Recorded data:
########################################
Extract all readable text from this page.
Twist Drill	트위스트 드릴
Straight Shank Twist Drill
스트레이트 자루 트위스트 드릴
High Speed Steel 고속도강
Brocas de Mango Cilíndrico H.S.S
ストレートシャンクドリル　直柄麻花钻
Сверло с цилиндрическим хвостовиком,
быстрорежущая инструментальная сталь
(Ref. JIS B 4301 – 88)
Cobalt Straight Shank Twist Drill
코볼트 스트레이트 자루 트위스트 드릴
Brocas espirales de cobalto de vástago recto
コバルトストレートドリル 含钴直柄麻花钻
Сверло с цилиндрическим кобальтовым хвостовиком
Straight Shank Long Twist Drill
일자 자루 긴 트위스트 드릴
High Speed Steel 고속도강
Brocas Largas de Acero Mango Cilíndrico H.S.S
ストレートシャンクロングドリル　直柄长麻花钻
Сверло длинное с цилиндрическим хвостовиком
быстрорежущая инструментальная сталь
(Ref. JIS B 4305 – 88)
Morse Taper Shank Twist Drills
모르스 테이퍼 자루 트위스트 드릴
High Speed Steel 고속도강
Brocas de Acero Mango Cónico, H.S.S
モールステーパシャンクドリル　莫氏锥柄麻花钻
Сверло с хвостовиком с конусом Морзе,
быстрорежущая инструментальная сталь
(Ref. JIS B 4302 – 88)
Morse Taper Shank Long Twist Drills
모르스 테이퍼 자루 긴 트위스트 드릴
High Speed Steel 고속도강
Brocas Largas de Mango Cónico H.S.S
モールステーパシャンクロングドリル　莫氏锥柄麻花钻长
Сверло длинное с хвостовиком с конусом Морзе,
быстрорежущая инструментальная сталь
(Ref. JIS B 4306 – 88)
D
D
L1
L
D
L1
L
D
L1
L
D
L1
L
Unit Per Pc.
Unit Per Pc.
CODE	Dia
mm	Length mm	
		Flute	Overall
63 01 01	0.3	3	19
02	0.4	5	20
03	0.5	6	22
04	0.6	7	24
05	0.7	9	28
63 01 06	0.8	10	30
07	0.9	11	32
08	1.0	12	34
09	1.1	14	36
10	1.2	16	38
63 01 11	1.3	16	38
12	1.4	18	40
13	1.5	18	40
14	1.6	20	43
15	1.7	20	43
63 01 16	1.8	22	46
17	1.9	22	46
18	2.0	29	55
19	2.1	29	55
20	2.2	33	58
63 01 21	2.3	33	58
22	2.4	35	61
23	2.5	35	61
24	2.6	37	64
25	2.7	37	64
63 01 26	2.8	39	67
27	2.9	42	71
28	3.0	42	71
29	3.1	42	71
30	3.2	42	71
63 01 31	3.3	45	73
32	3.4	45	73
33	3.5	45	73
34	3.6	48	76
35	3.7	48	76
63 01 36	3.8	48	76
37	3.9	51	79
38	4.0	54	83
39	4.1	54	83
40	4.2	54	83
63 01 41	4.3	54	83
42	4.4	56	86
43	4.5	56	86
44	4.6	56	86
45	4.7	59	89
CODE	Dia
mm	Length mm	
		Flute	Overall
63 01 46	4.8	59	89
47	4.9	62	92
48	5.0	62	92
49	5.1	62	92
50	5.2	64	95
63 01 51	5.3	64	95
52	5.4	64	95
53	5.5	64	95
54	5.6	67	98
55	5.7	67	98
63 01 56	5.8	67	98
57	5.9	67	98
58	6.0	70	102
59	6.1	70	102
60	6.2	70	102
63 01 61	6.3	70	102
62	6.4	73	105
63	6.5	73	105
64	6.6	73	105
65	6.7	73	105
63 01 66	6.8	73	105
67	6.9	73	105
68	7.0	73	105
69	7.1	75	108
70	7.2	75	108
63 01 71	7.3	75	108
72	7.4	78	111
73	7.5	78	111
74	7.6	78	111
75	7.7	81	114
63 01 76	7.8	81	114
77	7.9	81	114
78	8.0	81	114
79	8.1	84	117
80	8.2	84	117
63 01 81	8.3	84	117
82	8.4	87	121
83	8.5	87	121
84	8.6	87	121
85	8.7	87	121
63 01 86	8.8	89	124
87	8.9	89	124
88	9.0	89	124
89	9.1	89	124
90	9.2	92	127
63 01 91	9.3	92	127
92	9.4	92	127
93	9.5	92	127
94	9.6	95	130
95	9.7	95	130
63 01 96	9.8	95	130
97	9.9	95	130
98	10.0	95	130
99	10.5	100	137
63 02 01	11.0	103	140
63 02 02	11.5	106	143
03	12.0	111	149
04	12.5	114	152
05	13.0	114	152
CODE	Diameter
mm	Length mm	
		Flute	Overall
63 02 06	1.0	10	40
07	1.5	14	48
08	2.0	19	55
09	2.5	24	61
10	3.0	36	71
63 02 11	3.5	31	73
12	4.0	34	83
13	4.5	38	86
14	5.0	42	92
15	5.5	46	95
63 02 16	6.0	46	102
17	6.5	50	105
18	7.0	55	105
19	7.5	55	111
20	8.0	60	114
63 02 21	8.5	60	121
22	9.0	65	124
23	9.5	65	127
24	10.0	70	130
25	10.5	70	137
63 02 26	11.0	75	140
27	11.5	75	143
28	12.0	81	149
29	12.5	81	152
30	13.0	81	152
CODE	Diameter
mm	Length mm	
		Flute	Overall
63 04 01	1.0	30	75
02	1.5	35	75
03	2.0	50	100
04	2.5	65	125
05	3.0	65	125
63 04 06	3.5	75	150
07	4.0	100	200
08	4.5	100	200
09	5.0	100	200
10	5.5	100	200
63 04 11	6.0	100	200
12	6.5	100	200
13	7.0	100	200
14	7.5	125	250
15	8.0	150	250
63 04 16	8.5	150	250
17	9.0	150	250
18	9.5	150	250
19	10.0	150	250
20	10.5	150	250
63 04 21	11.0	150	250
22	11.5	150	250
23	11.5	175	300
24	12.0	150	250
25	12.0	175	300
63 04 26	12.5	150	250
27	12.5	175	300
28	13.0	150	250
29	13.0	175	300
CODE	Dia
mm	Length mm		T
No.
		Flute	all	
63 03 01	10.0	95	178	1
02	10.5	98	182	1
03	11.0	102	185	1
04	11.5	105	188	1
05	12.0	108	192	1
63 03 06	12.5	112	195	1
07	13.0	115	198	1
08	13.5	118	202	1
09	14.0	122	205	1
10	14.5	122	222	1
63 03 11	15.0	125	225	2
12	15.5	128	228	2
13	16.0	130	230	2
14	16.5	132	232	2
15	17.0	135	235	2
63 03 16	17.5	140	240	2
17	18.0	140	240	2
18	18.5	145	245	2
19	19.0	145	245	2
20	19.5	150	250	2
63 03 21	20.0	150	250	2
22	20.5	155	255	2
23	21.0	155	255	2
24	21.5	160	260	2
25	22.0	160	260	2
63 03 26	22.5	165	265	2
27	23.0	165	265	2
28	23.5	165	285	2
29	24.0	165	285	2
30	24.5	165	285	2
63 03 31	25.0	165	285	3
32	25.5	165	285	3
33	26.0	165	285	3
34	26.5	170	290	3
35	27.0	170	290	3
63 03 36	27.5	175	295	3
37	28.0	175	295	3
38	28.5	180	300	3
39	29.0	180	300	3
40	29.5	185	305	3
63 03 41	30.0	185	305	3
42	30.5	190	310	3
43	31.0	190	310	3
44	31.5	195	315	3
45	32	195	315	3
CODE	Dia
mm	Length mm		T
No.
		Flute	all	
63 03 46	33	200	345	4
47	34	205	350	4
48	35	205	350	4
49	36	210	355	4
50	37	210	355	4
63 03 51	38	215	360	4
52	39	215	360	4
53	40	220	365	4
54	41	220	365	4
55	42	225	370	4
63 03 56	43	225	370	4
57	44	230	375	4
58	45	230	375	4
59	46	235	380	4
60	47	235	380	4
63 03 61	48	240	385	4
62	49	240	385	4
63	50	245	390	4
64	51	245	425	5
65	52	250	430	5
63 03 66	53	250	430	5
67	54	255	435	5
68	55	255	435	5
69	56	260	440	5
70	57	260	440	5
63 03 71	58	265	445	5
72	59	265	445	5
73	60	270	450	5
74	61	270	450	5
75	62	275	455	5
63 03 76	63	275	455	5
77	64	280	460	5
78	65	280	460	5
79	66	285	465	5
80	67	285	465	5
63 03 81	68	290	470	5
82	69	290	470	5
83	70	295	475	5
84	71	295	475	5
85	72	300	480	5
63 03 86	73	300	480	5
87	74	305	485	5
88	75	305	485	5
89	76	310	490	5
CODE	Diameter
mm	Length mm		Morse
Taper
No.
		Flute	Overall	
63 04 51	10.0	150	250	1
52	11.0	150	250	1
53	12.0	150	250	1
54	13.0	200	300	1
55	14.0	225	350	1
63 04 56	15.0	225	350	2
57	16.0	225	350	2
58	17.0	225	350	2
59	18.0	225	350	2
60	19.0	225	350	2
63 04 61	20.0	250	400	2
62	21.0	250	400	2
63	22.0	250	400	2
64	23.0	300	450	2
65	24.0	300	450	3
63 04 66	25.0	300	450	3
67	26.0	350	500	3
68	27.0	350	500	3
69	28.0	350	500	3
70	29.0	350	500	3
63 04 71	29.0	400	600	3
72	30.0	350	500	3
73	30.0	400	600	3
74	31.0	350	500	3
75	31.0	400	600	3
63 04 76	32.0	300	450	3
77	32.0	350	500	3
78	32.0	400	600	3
########################################
TASK PROMPT:
Give every line of the material that includes the string "Twist".

TASK RESPONSE:
Twist Drill	트위스트 드릴
Straight Shank Twist Drill
Cobalt Straight Shank Twist Drill
Straight Shank Long Twist Drill
Morse Taper Shank Twist Drills
Morse Taper Shank Long Twist Drills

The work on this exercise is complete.